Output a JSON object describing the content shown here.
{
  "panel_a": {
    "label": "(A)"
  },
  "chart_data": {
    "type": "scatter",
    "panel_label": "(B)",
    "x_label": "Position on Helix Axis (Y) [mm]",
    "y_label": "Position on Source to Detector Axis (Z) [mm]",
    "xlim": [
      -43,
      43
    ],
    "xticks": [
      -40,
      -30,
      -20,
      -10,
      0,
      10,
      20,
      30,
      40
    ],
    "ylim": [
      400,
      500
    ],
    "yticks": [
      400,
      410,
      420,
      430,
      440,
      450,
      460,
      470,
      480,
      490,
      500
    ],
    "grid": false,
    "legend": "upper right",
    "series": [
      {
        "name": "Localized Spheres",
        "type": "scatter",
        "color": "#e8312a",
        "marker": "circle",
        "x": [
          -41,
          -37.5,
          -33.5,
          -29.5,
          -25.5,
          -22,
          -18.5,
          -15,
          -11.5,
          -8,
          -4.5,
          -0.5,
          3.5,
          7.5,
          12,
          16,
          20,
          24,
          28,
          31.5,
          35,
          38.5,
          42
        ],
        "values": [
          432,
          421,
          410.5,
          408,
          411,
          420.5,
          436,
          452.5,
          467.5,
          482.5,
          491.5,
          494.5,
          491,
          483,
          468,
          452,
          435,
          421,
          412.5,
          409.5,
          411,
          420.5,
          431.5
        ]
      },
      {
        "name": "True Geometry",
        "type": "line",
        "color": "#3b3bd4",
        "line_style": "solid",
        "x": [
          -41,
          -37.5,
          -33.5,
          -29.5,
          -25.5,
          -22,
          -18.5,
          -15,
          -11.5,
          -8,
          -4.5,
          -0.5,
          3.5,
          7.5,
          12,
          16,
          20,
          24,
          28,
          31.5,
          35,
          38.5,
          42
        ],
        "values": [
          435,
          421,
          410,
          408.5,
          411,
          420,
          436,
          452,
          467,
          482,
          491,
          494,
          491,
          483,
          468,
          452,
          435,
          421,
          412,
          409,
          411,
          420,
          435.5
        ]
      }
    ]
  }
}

=-=-=-=-=

§ To do
Retype the material in full. Each word must match.

§ Finished task
Output a JSON object describing the content shown here.
{
  "panel_a": {
    "label": "(A)"
  },
  "chart_data": {
    "type": "scatter",
    "panel_label": "(B)",
    "x_label": "Position on Helix Axis (Y) [mm]",
    "y_label": "Position on Source to Detector Axis (Z) [mm]",
    "xlim": [
      -43,
      43
    ],
    "xticks": [
      -40,
      -30,
      -20,
      -10,
      0,
      10,
      20,
      30,
      40
    ],
    "ylim": [
      400,
      500
    ],
    "yticks": [
      400,
      410,
      420,
      430,
      440,
      450,
      460,
      470,
      480,
      490,
      500
    ],
    "grid": false,
    "legend": "upper right",
    "series": [
      {
        "name": "Localized Spheres",
        "type": "scatter",
        "color": "#e8312a",
        "marker": "circle",
        "x": [
          -41,
          -37.5,
          -33.5,
          -29.5,
          -25.5,
          -22,
          -18.5,
          -15,
          -11.5,
          -8,
          -4.5,
          -0.5,
          3.5,
          7.5,
          12,
          16,
          20,
          24,
          28,
          31.5,
          35,
          38.5,
          42
        ],
        "values": [
          432,
          421,
          410.5,
          408,
          411,
          420.5,
          436,
          452.5,
          467.5,
          482.5,
          491.5,
          494.5,
          491,
          483,
          468,
          452,
          435,
          421,
          412.5,
          409.5,
          411,
          420.5,
          431.5
        ]
      },
      {
        "name": "True Geometry",
        "type": "line",
        "color": "#3b3bd4",
        "line_style": "solid",
        "x": [
          -41,
          -37.5,
          -33.5,
          -29.5,
          -25.5,
          -22,
          -18.5,
          -15,
          -11.5,
          -8,
          -4.5,
          -0.5,
          3.5,
          7.5,
          12,
          16,
          20,
          24,
          28,
          31.5,
          35,
          38.5,
          42
        ],
        "values": [
          435,
          421,
          410,
          408.5,
          411,
          420,
          436,
          452,
          467,
          482,
          491,
          494,
          491,
          483,
          468,
          452,
          435,
          421,
          412,
          409,
          411,
          420,
          435.5
        ]
      }
    ]
  }
}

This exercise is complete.